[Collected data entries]
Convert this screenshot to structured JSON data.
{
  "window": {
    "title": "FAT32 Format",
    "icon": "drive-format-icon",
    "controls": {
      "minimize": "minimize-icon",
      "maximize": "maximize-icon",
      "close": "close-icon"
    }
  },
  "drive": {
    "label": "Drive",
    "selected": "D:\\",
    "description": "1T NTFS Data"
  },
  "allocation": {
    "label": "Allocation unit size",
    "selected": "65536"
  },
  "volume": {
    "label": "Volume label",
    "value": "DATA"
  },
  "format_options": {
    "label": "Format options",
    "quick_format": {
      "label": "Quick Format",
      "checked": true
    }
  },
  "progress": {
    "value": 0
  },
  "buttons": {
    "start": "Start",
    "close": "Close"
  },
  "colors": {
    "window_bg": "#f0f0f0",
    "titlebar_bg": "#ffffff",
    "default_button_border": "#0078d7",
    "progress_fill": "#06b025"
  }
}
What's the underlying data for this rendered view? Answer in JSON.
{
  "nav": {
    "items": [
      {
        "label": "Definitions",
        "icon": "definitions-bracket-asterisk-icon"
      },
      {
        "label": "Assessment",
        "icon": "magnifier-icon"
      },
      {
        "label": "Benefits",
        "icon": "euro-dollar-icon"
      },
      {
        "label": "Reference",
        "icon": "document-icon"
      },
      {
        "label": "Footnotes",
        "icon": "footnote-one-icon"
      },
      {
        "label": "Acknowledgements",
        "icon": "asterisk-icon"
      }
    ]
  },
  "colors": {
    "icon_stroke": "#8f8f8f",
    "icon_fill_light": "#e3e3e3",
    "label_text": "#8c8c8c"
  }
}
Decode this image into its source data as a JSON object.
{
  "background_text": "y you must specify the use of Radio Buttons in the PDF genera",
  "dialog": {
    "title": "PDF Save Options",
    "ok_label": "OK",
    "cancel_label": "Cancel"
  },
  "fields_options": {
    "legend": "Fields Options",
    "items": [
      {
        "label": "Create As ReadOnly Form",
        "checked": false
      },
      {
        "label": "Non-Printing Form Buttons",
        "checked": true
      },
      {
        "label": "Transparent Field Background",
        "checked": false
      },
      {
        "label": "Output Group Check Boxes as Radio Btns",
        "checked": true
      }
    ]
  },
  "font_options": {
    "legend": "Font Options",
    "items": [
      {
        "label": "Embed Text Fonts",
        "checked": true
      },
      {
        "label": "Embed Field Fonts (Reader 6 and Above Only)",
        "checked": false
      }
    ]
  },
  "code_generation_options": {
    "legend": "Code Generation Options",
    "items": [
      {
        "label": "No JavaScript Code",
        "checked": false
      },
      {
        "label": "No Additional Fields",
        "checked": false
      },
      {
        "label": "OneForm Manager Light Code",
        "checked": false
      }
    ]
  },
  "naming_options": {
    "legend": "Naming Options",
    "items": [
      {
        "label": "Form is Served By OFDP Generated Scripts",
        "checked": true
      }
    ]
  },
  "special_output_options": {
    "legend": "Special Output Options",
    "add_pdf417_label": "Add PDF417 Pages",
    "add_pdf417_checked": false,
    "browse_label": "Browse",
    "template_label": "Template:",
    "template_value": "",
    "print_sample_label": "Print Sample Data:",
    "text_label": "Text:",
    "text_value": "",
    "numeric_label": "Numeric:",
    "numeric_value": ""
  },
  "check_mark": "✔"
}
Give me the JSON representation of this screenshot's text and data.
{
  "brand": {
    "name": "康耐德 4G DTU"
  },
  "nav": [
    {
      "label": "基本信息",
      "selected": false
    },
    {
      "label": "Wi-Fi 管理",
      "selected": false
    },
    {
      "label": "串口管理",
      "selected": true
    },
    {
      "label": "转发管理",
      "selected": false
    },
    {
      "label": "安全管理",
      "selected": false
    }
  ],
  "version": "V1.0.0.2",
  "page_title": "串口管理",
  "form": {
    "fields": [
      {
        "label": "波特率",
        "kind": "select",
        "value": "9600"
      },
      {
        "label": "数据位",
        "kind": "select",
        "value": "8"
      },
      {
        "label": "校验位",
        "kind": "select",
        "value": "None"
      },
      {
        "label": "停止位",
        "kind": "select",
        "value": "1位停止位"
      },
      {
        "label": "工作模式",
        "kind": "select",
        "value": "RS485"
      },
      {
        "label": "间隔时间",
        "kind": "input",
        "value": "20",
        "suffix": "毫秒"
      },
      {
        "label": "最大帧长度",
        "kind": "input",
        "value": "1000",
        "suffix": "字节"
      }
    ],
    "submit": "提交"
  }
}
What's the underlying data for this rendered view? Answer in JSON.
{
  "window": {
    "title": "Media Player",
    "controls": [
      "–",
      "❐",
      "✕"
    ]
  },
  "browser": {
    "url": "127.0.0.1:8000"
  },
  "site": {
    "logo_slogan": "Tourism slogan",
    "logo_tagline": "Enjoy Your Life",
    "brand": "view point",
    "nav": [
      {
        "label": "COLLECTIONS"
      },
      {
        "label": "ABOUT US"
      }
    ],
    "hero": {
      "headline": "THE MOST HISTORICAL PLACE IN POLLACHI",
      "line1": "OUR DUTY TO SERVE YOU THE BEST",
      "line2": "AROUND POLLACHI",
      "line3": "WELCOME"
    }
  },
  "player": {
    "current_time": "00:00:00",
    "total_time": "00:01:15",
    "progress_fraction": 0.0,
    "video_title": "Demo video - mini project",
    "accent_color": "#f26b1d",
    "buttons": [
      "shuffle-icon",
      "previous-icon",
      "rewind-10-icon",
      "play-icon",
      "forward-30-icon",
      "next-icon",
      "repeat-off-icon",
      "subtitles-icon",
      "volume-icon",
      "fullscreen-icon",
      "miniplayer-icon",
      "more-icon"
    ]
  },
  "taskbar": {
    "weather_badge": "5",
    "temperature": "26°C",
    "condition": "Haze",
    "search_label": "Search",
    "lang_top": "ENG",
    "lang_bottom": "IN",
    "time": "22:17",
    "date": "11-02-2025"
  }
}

• What the exercise asks
Copy out all of the data exactly, leaving nothing out.

• Problem solution
Convert this screenshot to structured JSON data.
{
  "window": {
    "title": "FAT32 Format",
    "icon": "drive-format-icon",
    "controls": {
      "minimize": "minimize-icon",
      "maximize": "maximize-icon",
      "close": "close-icon"
    }
  },
  "drive": {
    "label": "Drive",
    "selected": "D:\\",
    "description": "1T NTFS Data"
  },
  "allocation": {
    "label": "Allocation unit size",
    "selected": "65536"
  },
  "volume": {
    "label": "Volume label",
    "value": "DATA"
  },
  "format_options": {
    "label": "Format options",
    "quick_format": {
      "label": "Quick Format",
      "checked": true
    }
  },
  "progress": {
    "value": 0
  },
  "buttons": {
    "start": "Start",
    "close": "Close"
  },
  "colors": {
    "window_bg": "#f0f0f0",
    "titlebar_bg": "#ffffff",
    "default_button_border": "#0078d7",
    "progress_fill": "#06b025"
  }
}
What's the underlying data for this rendered view? Answer in JSON.
{
  "nav": {
    "items": [
      {
        "label": "Definitions",
        "icon": "definitions-bracket-asterisk-icon"
      },
      {
        "label": "Assessment",
        "icon": "magnifier-icon"
      },
      {
        "label": "Benefits",
        "icon": "euro-dollar-icon"
      },
      {
        "label": "Reference",
        "icon": "document-icon"
      },
      {
        "label": "Footnotes",
        "icon": "footnote-one-icon"
      },
      {
        "label": "Acknowledgements",
        "icon": "asterisk-icon"
      }
    ]
  },
  "colors": {
    "icon_stroke": "#8f8f8f",
    "icon_fill_light": "#e3e3e3",
    "label_text": "#8c8c8c"
  }
}
Decode this image into its source data as a JSON object.
{
  "background_text": "y you must specify the use of Radio Buttons in the PDF genera",
  "dialog": {
    "title": "PDF Save Options",
    "ok_label": "OK",
    "cancel_label": "Cancel"
  },
  "fields_options": {
    "legend": "Fields Options",
    "items": [
      {
        "label": "Create As ReadOnly Form",
        "checked": false
      },
      {
        "label": "Non-Printing Form Buttons",
        "checked": true
      },
      {
        "label": "Transparent Field Background",
        "checked": false
      },
      {
        "label": "Output Group Check Boxes as Radio Btns",
        "checked": true
      }
    ]
  },
  "font_options": {
    "legend": "Font Options",
    "items": [
      {
        "label": "Embed Text Fonts",
        "checked": true
      },
      {
        "label": "Embed Field Fonts (Reader 6 and Above Only)",
        "checked": false
      }
    ]
  },
  "code_generation_options": {
    "legend": "Code Generation Options",
    "items": [
      {
        "label": "No JavaScript Code",
        "checked": false
      },
      {
        "label": "No Additional Fields",
        "checked": false
      },
      {
        "label": "OneForm Manager Light Code",
        "checked": false
      }
    ]
  },
  "naming_options": {
    "legend": "Naming Options",
    "items": [
      {
        "label": "Form is Served By OFDP Generated Scripts",
        "checked": true
      }
    ]
  },
  "special_output_options": {
    "legend": "Special Output Options",
    "add_pdf417_label": "Add PDF417 Pages",
    "add_pdf417_checked": false,
    "browse_label": "Browse",
    "template_label": "Template:",
    "template_value": "",
    "print_sample_label": "Print Sample Data:",
    "text_label": "Text:",
    "text_value": "",
    "numeric_label": "Numeric:",
    "numeric_value": ""
  },
  "check_mark": "✔"
}
Give me the JSON representation of this screenshot's text and data.
{
  "brand": {
    "name": "康耐德 4G DTU"
  },
  "nav": [
    {
      "label": "基本信息",
      "selected": false
    },
    {
      "label": "Wi-Fi 管理",
      "selected": false
    },
    {
      "label": "串口管理",
      "selected": true
    },
    {
      "label": "转发管理",
      "selected": false
    },
    {
      "label": "安全管理",
      "selected": false
    }
  ],
  "version": "V1.0.0.2",
  "page_title": "串口管理",
  "form": {
    "fields": [
      {
        "label": "波特率",
        "kind": "select",
        "value": "9600"
      },
      {
        "label": "数据位",
        "kind": "select",
        "value": "8"
      },
      {
        "label": "校验位",
        "kind": "select",
        "value": "None"
      },
      {
        "label": "停止位",
        "kind": "select",
        "value": "1位停止位"
      },
      {
        "label": "工作模式",
        "kind": "select",
        "value": "RS485"
      },
      {
        "label": "间隔时间",
        "kind": "input",
        "value": "20",
        "suffix": "毫秒"
      },
      {
        "label": "最大帧长度",
        "kind": "input",
        "value": "1000",
        "suffix": "字节"
      }
    ],
    "submit": "提交"
  }
}
What's the underlying data for this rendered view? Answer in JSON.
{
  "window": {
    "title": "Media Player",
    "controls": [
      "–",
      "❐",
      "✕"
    ]
  },
  "browser": {
    "url": "127.0.0.1:8000"
  },
  "site": {
    "logo_slogan": "Tourism slogan",
    "logo_tagline": "Enjoy Your Life",
    "brand": "view point",
    "nav": [
      {
        "label": "COLLECTIONS"
      },
      {
        "label": "ABOUT US"
      }
    ],
    "hero": {
      "headline": "THE MOST HISTORICAL PLACE IN POLLACHI",
      "line1": "OUR DUTY TO SERVE YOU THE BEST",
      "line2": "AROUND POLLACHI",
      "line3": "WELCOME"
    }
  },
  "player": {
    "current_time": "00:00:00",
    "total_time": "00:01:15",
    "progress_fraction": 0.0,
    "video_title": "Demo video - mini project",
    "accent_color": "#f26b1d",
    "buttons": [
      "shuffle-icon",
      "previous-icon",
      "rewind-10-icon",
      "play-icon",
      "forward-30-icon",
      "next-icon",
      "repeat-off-icon",
      "subtitles-icon",
      "volume-icon",
      "fullscreen-icon",
      "miniplayer-icon",
      "more-icon"
    ]
  },
  "taskbar": {
    "weather_badge": "5",
    "temperature": "26°C",
    "condition": "Haze",
    "search_label": "Search",
    "lang_top": "ENG",
    "lang_bottom": "IN",
    "time": "22:17",
    "date": "11-02-2025"
  }
}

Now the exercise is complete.